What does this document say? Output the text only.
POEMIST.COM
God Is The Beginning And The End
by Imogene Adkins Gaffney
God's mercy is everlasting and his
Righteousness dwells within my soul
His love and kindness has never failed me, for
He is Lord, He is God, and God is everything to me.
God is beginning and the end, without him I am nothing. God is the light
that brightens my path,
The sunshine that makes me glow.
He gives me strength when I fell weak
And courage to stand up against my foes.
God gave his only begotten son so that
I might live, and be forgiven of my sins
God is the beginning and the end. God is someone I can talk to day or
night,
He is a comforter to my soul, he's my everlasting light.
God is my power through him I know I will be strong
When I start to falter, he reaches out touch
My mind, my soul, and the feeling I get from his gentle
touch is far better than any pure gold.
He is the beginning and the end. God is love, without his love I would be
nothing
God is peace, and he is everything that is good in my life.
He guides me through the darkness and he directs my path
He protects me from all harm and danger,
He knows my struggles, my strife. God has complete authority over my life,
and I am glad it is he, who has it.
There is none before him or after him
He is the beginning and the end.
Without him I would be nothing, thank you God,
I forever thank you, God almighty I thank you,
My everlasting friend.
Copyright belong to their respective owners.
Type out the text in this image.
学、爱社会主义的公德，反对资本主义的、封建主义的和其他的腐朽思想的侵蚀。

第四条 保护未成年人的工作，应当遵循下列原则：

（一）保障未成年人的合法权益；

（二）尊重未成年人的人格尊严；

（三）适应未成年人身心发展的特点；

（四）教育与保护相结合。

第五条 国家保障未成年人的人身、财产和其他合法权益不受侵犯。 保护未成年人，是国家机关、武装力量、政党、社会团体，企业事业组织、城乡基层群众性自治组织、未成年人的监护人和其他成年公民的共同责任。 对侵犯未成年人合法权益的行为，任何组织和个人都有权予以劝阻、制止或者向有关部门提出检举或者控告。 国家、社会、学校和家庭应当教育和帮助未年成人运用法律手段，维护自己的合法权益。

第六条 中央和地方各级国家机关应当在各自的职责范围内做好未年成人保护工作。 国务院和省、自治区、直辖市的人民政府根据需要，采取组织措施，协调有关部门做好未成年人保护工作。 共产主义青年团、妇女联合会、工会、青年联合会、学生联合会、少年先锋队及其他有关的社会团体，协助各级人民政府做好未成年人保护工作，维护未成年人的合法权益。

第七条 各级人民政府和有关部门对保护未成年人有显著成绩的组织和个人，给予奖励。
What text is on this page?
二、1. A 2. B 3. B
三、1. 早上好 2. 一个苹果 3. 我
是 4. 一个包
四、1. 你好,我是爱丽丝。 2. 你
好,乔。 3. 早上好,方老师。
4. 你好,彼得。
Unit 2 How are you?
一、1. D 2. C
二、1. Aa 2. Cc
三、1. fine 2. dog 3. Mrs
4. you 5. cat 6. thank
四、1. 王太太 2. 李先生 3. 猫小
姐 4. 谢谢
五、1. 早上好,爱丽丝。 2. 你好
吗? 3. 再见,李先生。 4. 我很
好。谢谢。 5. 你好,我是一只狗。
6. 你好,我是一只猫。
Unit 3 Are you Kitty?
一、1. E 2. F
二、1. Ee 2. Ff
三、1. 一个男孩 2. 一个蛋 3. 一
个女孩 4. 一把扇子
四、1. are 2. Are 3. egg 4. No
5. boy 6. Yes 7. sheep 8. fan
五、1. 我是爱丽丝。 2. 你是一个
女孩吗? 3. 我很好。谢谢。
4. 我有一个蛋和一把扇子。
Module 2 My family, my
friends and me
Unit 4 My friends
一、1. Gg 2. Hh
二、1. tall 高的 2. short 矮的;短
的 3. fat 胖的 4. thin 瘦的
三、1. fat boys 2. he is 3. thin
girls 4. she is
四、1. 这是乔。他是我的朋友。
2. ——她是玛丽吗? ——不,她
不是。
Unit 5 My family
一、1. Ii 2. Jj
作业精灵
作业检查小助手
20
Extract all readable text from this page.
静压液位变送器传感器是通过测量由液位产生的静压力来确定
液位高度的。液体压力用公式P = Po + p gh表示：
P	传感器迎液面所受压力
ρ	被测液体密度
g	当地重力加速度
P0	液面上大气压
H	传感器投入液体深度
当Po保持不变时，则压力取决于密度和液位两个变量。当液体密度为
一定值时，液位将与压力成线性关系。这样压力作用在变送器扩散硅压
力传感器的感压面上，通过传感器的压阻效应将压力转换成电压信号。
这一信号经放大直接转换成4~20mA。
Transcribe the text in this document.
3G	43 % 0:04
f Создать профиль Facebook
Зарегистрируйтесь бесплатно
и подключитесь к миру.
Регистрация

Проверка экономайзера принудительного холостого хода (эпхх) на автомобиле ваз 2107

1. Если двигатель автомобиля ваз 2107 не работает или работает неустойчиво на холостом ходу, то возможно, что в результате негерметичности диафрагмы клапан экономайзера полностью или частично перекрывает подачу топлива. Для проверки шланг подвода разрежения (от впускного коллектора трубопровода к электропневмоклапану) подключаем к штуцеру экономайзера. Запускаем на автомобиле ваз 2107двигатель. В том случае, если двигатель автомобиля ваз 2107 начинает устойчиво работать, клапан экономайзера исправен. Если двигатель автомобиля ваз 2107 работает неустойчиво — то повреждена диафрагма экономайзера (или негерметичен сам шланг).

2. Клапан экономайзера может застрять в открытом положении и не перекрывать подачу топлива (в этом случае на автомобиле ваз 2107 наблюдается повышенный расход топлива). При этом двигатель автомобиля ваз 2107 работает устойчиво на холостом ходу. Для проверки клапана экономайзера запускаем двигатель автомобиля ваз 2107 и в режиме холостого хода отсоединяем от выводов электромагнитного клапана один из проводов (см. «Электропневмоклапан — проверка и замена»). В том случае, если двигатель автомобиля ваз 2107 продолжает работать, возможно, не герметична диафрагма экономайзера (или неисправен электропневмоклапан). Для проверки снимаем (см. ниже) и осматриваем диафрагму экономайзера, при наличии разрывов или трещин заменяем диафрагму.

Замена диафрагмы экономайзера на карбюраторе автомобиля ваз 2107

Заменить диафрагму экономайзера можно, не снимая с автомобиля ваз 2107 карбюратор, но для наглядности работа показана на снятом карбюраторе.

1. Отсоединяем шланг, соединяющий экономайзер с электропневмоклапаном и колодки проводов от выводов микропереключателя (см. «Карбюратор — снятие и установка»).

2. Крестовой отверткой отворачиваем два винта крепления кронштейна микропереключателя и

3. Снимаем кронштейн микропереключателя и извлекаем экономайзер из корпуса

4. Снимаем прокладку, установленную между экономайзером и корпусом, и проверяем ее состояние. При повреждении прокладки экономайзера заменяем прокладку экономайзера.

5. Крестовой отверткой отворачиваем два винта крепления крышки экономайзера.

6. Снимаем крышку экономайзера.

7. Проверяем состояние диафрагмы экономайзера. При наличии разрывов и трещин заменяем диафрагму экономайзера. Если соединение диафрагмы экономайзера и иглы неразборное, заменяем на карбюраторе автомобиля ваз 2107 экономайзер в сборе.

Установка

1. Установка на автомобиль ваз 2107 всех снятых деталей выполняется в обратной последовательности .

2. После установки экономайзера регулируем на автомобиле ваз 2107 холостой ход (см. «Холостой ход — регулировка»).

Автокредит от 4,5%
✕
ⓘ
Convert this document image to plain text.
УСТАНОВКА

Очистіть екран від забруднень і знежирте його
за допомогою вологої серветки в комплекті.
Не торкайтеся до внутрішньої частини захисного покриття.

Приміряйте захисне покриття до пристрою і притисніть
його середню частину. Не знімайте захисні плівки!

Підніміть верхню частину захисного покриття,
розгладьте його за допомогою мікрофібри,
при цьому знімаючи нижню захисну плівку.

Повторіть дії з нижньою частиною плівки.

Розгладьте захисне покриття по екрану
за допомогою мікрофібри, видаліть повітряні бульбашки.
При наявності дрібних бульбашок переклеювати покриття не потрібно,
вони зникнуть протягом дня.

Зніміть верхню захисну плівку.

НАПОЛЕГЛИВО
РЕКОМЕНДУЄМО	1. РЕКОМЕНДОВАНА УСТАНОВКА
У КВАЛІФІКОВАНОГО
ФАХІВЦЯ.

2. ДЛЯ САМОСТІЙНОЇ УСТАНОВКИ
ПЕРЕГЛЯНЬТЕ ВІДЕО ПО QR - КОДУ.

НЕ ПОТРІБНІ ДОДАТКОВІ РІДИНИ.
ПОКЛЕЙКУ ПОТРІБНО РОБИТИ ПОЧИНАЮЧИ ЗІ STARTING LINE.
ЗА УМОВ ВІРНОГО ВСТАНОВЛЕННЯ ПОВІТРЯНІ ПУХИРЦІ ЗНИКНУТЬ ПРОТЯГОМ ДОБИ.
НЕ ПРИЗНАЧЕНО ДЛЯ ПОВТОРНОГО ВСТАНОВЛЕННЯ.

════

* **WHAT YOU HAVE TO DO**: Where a line holds the string "диафрагмы", copy that line.

* **EXPECTED ANSWER**:
1. Если двигатель автомобиля ваз 2107 не работает или работает неустойчиво на холостом ходу, то возможно, что в результате негерметичности диафрагмы клапан экономайзера полностью или частично перекрывает подачу топлива. Для проверки шланг подвода разрежения (от впускного коллектора трубопровода к электропневмоклапану) подключаем к штуцеру экономайзера. Запускаем на автомобиле ваз 2107двигатель. В том случае, если двигатель автомобиля ваз 2107 начинает устойчиво работать, клапан экономайзера исправен. Если двигатель автомобиля ваз 2107 работает неустойчиво — то повреждена диафрагма экономайзера (или негерметичен сам шланг).
Замена диафрагмы экономайзера на карбюраторе автомобиля ваз 2107
7. Проверяем состояние диафрагмы экономайзера. При наличии разрывов и трещин заменяем диафрагму экономайзера. Если соединение диафрагмы экономайзера и иглы неразборное, заменяем на карбюраторе автомобиля ваз 2107 экономайзер в сборе.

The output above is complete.